*Task goal*
Using the records below, locate all lines containing "span" and return them.

Start of Data extract

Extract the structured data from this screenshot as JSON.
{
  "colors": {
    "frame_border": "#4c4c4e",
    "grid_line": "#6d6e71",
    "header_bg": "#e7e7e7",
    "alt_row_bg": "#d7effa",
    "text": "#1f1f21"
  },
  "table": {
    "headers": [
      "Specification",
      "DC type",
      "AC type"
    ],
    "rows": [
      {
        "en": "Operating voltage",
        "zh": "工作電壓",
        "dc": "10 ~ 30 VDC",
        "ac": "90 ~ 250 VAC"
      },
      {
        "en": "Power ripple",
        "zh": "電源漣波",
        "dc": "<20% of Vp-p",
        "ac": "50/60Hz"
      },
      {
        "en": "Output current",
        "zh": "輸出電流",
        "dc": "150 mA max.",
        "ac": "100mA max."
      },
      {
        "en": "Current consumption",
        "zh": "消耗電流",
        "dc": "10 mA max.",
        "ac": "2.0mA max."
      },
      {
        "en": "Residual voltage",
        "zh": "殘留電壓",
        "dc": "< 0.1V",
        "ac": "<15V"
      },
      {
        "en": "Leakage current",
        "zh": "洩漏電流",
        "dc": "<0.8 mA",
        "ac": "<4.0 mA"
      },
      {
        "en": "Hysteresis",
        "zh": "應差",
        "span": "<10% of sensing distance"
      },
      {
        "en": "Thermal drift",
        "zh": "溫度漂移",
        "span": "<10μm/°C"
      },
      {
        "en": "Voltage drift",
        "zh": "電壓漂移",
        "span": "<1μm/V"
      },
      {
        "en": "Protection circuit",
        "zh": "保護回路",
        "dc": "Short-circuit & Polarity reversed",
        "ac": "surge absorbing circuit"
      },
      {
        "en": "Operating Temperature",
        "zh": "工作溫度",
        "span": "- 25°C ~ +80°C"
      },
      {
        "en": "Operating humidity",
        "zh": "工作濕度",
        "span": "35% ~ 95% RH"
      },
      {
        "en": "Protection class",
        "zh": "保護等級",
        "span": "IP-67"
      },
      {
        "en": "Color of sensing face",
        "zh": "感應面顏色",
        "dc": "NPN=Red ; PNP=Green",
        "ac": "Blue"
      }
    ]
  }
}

End of Data extract

*Final result*
        "span": "<10% of sensing distance"
        "span": "<10μm/°C"
        "span": "<1μm/V"
        "span": "- 25°C ~ +80°C"
        "span": "35% ~ 95% RH"
        "span": "IP-67"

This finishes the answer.